▶ **Data for the task**
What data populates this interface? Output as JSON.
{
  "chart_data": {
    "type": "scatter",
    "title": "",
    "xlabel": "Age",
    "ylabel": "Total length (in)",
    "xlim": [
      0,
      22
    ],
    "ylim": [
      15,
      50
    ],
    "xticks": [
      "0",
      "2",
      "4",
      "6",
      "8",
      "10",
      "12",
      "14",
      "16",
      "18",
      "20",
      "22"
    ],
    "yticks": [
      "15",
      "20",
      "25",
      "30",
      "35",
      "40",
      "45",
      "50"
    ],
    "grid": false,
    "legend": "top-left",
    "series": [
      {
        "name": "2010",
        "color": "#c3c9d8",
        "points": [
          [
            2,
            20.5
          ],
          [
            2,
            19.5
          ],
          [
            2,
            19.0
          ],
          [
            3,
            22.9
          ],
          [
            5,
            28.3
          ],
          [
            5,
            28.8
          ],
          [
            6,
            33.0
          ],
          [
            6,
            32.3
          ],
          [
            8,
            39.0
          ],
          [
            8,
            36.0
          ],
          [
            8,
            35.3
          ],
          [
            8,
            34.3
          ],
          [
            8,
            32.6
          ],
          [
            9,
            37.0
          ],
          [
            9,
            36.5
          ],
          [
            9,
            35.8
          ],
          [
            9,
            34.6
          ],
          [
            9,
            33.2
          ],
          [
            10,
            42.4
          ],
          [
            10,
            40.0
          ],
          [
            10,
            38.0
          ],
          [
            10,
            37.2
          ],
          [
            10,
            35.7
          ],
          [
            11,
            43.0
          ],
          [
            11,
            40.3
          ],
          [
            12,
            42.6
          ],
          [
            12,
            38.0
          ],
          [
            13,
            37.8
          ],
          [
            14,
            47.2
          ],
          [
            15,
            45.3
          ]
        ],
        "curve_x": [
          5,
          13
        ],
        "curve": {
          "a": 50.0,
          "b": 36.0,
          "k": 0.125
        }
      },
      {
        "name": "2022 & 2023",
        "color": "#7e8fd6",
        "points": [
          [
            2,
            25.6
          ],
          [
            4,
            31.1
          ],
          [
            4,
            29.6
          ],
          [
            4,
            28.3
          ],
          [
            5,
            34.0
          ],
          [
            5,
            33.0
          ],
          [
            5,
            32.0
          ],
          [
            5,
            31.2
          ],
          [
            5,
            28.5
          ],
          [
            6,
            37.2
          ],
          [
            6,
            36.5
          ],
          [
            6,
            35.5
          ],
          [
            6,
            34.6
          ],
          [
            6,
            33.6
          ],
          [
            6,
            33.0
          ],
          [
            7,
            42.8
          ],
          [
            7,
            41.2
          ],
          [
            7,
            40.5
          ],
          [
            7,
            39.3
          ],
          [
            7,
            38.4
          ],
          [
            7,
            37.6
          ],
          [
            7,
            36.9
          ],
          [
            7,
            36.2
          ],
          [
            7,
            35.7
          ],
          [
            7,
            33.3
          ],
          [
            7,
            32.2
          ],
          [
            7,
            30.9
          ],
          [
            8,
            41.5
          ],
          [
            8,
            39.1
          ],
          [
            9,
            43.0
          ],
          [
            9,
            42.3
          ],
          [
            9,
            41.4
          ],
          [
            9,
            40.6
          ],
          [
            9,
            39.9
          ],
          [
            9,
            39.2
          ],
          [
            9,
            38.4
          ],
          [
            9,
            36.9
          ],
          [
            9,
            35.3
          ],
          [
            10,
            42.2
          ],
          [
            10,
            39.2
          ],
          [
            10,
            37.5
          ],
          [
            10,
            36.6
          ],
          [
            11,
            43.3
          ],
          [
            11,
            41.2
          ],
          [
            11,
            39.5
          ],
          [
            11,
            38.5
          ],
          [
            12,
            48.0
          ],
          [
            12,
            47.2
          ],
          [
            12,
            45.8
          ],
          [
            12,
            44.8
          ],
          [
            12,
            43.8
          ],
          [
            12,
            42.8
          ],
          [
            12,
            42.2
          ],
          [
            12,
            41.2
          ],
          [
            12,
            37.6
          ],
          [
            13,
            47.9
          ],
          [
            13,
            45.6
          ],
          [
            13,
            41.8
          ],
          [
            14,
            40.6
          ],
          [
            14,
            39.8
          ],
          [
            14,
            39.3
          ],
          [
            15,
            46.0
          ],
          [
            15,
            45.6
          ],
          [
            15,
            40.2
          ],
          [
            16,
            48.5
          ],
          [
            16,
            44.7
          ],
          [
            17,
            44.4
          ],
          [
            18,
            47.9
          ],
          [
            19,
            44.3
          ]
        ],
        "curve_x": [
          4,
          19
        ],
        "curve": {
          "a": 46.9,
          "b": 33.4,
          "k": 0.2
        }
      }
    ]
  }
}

▶ **Requirement**
Faithfully copy every entry, leaving nothing out.

▶ **Solved problem**
What data populates this interface? Output as JSON.
{
  "chart_data": {
    "type": "scatter",
    "title": "",
    "xlabel": "Age",
    "ylabel": "Total length (in)",
    "xlim": [
      0,
      22
    ],
    "ylim": [
      15,
      50
    ],
    "xticks": [
      "0",
      "2",
      "4",
      "6",
      "8",
      "10",
      "12",
      "14",
      "16",
      "18",
      "20",
      "22"
    ],
    "yticks": [
      "15",
      "20",
      "25",
      "30",
      "35",
      "40",
      "45",
      "50"
    ],
    "grid": false,
    "legend": "top-left",
    "series": [
      {
        "name": "2010",
        "color": "#c3c9d8",
        "points": [
          [
            2,
            20.5
          ],
          [
            2,
            19.5
          ],
          [
            2,
            19.0
          ],
          [
            3,
            22.9
          ],
          [
            5,
            28.3
          ],
          [
            5,
            28.8
          ],
          [
            6,
            33.0
          ],
          [
            6,
            32.3
          ],
          [
            8,
            39.0
          ],
          [
            8,
            36.0
          ],
          [
            8,
            35.3
          ],
          [
            8,
            34.3
          ],
          [
            8,
            32.6
          ],
          [
            9,
            37.0
          ],
          [
            9,
            36.5
          ],
          [
            9,
            35.8
          ],
          [
            9,
            34.6
          ],
          [
            9,
            33.2
          ],
          [
            10,
            42.4
          ],
          [
            10,
            40.0
          ],
          [
            10,
            38.0
          ],
          [
            10,
            37.2
          ],
          [
            10,
            35.7
          ],
          [
            11,
            43.0
          ],
          [
            11,
            40.3
          ],
          [
            12,
            42.6
          ],
          [
            12,
            38.0
          ],
          [
            13,
            37.8
          ],
          [
            14,
            47.2
          ],
          [
            15,
            45.3
          ]
        ],
        "curve_x": [
          5,
          13
        ],
        "curve": {
          "a": 50.0,
          "b": 36.0,
          "k": 0.125
        }
      },
      {
        "name": "2022 & 2023",
        "color": "#7e8fd6",
        "points": [
          [
            2,
            25.6
          ],
          [
            4,
            31.1
          ],
          [
            4,
            29.6
          ],
          [
            4,
            28.3
          ],
          [
            5,
            34.0
          ],
          [
            5,
            33.0
          ],
          [
            5,
            32.0
          ],
          [
            5,
            31.2
          ],
          [
            5,
            28.5
          ],
          [
            6,
            37.2
          ],
          [
            6,
            36.5
          ],
          [
            6,
            35.5
          ],
          [
            6,
            34.6
          ],
          [
            6,
            33.6
          ],
          [
            6,
            33.0
          ],
          [
            7,
            42.8
          ],
          [
            7,
            41.2
          ],
          [
            7,
            40.5
          ],
          [
            7,
            39.3
          ],
          [
            7,
            38.4
          ],
          [
            7,
            37.6
          ],
          [
            7,
            36.9
          ],
          [
            7,
            36.2
          ],
          [
            7,
            35.7
          ],
          [
            7,
            33.3
          ],
          [
            7,
            32.2
          ],
          [
            7,
            30.9
          ],
          [
            8,
            41.5
          ],
          [
            8,
            39.1
          ],
          [
            9,
            43.0
          ],
          [
            9,
            42.3
          ],
          [
            9,
            41.4
          ],
          [
            9,
            40.6
          ],
          [
            9,
            39.9
          ],
          [
            9,
            39.2
          ],
          [
            9,
            38.4
          ],
          [
            9,
            36.9
          ],
          [
            9,
            35.3
          ],
          [
            10,
            42.2
          ],
          [
            10,
            39.2
          ],
          [
            10,
            37.5
          ],
          [
            10,
            36.6
          ],
          [
            11,
            43.3
          ],
          [
            11,
            41.2
          ],
          [
            11,
            39.5
          ],
          [
            11,
            38.5
          ],
          [
            12,
            48.0
          ],
          [
            12,
            47.2
          ],
          [
            12,
            45.8
          ],
          [
            12,
            44.8
          ],
          [
            12,
            43.8
          ],
          [
            12,
            42.8
          ],
          [
            12,
            42.2
          ],
          [
            12,
            41.2
          ],
          [
            12,
            37.6
          ],
          [
            13,
            47.9
          ],
          [
            13,
            45.6
          ],
          [
            13,
            41.8
          ],
          [
            14,
            40.6
          ],
          [
            14,
            39.8
          ],
          [
            14,
            39.3
          ],
          [
            15,
            46.0
          ],
          [
            15,
            45.6
          ],
          [
            15,
            40.2
          ],
          [
            16,
            48.5
          ],
          [
            16,
            44.7
          ],
          [
            17,
            44.4
          ],
          [
            18,
            47.9
          ],
          [
            19,
            44.3
          ]
        ],
        "curve_x": [
          4,
          19
        ],
        "curve": {
          "a": 46.9,
          "b": 33.4,
          "k": 0.2
        }
      }
    ]
  }
}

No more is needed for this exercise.